Given task
Locate all lines with the word "προς" and copy them out.

Listed records
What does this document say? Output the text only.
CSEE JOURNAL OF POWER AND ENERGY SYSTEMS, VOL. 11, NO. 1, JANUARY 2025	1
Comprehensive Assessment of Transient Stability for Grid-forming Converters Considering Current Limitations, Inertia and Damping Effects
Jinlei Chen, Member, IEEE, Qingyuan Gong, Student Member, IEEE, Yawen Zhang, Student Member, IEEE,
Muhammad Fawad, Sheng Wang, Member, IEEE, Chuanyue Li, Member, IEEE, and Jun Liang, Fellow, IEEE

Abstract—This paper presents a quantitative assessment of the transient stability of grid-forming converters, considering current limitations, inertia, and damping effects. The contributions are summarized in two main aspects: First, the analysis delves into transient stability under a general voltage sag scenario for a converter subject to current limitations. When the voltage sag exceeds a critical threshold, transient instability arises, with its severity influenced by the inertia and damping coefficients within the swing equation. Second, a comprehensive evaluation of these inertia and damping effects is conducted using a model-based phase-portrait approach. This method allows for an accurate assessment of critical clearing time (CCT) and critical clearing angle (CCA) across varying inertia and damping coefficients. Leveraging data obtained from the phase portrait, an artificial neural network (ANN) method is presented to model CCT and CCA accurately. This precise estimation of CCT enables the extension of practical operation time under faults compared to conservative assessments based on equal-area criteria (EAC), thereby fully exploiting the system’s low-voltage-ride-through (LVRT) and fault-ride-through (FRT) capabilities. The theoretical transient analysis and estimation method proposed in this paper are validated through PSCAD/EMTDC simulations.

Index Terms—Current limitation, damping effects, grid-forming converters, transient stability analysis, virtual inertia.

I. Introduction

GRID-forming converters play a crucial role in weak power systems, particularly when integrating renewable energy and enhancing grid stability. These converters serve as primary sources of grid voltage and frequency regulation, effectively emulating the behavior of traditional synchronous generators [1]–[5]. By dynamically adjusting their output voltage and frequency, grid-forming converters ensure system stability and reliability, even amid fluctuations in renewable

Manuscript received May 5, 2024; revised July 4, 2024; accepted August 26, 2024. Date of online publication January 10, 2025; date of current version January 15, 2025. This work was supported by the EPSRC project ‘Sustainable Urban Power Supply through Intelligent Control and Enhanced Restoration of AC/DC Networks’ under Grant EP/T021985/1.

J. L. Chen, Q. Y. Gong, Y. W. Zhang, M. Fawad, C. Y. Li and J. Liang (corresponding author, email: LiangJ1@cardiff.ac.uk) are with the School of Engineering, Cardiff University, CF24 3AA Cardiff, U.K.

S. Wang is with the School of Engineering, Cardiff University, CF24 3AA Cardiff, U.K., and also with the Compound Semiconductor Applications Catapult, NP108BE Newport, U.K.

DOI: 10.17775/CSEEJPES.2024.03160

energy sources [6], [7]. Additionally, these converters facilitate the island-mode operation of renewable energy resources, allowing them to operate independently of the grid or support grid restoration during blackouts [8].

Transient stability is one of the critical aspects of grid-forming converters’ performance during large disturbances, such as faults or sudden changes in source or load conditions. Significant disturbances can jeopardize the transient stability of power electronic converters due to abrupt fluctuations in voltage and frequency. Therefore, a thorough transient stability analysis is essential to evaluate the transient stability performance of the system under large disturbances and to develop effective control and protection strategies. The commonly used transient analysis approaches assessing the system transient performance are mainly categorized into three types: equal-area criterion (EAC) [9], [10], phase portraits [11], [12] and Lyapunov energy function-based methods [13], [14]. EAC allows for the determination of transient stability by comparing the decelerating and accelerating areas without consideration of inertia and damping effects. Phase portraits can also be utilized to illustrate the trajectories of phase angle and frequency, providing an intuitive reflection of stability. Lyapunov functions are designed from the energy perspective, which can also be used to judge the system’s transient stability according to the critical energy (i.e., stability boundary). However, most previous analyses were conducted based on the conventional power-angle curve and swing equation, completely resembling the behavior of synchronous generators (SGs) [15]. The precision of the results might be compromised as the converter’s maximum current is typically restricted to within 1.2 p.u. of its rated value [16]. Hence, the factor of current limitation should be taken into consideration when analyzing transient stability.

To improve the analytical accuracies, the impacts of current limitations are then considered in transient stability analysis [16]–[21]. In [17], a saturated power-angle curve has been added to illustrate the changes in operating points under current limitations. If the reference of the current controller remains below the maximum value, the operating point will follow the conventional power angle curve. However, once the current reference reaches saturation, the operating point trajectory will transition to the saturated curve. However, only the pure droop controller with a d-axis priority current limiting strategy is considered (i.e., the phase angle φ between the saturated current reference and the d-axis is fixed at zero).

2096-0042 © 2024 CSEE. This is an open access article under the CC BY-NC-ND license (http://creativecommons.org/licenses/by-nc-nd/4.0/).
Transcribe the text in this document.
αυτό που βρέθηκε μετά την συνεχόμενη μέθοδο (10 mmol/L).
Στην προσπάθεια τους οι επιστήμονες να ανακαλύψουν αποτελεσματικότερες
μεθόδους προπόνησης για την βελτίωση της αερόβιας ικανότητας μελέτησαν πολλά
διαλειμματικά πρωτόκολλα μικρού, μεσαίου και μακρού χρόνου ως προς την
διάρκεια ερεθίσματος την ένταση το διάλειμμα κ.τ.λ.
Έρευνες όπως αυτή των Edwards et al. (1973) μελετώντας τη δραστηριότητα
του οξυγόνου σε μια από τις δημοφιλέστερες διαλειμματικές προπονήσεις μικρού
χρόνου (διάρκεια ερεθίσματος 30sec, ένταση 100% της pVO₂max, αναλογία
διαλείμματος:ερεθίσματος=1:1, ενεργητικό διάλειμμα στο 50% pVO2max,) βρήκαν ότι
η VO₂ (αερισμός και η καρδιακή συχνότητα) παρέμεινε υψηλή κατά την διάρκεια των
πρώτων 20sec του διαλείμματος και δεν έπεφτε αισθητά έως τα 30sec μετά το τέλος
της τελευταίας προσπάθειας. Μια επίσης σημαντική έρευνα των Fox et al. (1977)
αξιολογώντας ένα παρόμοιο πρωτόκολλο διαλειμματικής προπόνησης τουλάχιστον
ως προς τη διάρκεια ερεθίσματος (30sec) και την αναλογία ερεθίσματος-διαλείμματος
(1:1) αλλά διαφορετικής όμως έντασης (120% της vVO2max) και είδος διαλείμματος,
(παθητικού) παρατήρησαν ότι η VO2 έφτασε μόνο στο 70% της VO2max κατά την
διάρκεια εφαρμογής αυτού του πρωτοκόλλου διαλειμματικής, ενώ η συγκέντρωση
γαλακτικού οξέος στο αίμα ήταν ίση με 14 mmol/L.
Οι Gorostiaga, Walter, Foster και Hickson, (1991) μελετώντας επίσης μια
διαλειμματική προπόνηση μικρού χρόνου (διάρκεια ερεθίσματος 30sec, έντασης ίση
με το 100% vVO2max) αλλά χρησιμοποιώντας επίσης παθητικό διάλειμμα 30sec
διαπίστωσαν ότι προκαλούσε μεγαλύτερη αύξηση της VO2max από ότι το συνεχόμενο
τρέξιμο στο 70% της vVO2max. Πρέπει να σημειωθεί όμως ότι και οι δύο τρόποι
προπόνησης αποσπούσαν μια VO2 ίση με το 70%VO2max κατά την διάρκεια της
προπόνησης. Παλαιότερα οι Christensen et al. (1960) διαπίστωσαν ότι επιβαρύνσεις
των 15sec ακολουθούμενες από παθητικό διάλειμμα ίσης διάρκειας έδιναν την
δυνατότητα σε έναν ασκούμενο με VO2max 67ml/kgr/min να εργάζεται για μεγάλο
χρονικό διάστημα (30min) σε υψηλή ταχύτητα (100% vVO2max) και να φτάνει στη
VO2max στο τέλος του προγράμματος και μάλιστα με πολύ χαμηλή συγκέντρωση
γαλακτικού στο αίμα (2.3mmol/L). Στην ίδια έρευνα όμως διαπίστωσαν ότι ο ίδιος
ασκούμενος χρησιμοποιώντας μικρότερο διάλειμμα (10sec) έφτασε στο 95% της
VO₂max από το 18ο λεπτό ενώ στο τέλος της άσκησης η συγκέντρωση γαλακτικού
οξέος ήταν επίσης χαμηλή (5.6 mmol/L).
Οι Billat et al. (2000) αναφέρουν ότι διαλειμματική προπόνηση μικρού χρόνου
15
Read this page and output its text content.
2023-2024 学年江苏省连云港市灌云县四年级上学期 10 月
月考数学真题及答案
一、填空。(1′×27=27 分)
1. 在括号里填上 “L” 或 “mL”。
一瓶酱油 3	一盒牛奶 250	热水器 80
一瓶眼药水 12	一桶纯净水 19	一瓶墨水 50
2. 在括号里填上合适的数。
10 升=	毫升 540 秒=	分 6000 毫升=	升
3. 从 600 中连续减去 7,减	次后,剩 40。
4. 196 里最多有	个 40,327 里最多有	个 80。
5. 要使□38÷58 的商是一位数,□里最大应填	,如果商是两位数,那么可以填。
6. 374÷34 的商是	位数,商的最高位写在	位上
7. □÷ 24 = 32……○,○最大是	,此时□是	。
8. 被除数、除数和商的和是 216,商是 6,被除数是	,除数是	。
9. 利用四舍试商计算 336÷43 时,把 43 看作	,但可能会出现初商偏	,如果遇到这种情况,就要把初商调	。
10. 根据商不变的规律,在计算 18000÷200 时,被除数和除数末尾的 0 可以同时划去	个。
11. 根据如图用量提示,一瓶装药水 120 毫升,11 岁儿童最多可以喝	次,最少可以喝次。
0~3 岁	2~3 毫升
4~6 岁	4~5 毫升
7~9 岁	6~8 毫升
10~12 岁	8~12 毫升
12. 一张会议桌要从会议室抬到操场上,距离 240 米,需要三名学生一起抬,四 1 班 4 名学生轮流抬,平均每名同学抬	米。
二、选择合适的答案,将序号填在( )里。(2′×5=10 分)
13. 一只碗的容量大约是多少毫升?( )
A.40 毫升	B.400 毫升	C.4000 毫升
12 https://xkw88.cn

Answer to this problem
διαλειμματικά πρωτόκολλα μικρού, μεσαίου και μακρού χρόνου ως προς την
ως προς τη διάρκεια ερεθίσματος (30sec) και την αναλογία ερεθίσματος-διαλείμματος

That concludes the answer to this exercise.